→ Work to complete
Take every line where the string "Google" appears and copy it.

→ Source material
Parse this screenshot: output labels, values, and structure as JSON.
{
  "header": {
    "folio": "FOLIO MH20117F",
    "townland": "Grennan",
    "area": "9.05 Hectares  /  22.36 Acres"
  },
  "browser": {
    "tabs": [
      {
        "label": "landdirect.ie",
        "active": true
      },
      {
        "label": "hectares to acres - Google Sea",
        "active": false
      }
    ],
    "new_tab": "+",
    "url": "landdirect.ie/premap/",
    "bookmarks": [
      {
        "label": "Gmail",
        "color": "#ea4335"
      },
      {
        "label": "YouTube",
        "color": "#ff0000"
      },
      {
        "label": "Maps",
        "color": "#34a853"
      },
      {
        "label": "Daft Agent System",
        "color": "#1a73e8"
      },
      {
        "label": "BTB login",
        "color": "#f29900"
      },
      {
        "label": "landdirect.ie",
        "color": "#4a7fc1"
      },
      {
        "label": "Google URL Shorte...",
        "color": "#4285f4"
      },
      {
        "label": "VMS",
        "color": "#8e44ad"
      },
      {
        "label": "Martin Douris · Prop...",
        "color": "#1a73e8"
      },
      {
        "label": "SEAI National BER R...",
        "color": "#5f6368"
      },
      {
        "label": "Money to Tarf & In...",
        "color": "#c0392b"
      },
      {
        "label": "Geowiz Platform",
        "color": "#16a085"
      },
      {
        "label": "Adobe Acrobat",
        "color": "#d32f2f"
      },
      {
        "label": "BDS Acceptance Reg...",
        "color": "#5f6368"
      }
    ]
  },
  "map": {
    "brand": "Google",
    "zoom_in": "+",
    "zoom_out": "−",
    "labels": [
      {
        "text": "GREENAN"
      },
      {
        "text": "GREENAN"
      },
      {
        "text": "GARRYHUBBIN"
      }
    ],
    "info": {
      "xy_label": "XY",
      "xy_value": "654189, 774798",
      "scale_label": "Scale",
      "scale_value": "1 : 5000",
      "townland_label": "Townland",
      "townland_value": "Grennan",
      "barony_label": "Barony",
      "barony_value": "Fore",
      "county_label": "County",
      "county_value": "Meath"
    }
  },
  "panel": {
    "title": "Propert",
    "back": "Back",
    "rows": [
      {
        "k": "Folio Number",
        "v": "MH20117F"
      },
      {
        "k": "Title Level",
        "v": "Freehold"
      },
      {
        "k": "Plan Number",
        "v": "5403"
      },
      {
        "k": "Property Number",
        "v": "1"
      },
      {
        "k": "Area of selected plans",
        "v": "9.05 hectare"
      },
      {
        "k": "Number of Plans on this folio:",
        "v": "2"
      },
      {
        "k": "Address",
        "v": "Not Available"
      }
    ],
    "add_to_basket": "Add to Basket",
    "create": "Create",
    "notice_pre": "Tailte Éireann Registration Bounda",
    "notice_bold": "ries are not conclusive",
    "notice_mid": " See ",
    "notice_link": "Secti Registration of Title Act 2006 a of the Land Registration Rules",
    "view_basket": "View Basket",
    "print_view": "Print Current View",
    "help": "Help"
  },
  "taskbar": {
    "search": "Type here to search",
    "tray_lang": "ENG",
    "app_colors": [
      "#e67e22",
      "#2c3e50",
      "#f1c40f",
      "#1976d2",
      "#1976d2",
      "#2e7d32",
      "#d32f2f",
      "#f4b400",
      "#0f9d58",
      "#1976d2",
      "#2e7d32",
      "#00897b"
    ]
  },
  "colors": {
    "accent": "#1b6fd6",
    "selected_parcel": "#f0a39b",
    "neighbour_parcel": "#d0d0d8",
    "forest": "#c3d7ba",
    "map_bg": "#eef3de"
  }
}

→ Result
        "label": "hectares to acres - Google Sea",
        "label": "Google URL Shorte...",
    "brand": "Google",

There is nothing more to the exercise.